Stated exercise ::
Check each line of the material below for "subject", then copy the ones that contain it.

^^^^^^^^^^^^^^^^

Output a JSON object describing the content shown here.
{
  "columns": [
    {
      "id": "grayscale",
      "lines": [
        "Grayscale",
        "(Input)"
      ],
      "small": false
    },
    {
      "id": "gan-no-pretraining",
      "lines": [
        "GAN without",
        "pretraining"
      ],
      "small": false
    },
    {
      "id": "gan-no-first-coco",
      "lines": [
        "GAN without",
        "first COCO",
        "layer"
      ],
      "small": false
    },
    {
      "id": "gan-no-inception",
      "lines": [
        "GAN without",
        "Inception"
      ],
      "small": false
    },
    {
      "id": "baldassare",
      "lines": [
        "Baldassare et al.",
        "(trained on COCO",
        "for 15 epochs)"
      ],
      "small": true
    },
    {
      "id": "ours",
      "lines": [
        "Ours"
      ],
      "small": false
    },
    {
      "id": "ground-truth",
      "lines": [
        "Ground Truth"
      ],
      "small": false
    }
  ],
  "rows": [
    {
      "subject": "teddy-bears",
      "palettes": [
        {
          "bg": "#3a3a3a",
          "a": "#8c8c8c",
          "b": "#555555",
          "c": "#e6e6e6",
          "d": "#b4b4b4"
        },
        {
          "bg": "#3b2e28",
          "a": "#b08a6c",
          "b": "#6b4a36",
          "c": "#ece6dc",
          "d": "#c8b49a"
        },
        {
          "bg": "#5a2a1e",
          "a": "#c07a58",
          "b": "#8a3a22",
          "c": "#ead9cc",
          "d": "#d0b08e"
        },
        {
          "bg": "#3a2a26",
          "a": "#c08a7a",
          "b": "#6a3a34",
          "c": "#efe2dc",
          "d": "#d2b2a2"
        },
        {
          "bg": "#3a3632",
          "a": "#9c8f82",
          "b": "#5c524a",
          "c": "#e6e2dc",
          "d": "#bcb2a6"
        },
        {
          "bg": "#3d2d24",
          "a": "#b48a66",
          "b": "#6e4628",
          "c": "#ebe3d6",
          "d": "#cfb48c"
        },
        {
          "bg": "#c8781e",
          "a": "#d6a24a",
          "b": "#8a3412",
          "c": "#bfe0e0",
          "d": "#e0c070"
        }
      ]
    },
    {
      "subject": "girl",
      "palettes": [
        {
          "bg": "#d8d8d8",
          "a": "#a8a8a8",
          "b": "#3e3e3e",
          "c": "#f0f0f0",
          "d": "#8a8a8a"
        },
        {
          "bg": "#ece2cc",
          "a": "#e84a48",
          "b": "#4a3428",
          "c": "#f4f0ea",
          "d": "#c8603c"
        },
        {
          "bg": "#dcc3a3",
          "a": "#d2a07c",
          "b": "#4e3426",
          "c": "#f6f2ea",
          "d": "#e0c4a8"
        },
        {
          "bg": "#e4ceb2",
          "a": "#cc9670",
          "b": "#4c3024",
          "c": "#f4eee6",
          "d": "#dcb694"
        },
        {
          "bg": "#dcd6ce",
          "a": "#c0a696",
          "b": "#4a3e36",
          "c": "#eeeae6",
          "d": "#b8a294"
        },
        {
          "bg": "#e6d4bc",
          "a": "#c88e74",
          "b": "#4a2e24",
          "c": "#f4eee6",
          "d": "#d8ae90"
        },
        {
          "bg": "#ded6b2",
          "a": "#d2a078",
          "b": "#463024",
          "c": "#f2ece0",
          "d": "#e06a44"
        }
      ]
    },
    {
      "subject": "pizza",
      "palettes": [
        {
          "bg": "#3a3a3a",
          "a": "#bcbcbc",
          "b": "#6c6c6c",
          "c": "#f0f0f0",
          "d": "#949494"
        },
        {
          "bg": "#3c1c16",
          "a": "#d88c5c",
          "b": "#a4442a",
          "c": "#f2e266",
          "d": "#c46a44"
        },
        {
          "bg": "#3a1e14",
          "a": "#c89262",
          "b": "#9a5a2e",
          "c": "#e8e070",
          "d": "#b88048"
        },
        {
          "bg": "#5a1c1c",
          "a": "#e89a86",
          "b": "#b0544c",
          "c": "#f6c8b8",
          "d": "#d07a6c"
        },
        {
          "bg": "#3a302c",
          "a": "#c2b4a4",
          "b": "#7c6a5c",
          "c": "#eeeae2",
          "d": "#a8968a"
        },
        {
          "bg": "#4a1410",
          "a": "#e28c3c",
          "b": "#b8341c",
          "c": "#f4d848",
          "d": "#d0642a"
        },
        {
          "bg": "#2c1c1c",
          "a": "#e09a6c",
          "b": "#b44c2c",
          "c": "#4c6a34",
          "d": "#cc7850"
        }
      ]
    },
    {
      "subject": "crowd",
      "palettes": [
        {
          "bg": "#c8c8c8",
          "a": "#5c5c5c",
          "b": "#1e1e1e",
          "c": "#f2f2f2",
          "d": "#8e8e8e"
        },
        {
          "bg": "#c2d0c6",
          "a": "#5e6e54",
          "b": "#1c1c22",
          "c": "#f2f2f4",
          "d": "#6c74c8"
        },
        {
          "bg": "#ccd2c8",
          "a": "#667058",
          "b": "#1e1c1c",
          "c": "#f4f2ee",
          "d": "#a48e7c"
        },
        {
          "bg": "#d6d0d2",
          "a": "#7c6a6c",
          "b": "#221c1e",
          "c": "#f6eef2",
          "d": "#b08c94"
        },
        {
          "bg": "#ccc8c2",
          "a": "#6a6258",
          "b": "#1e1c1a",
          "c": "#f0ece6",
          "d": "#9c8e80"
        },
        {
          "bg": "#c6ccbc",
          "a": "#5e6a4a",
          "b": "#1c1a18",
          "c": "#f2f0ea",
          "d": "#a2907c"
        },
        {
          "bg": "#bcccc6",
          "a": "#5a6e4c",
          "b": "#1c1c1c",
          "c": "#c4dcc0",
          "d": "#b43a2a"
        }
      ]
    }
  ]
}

^^^^^^^^^^^^^^^^

Answer to the exercise ::
      "subject": "teddy-bears",
      "subject": "girl",
      "subject": "pizza",
      "subject": "crowd",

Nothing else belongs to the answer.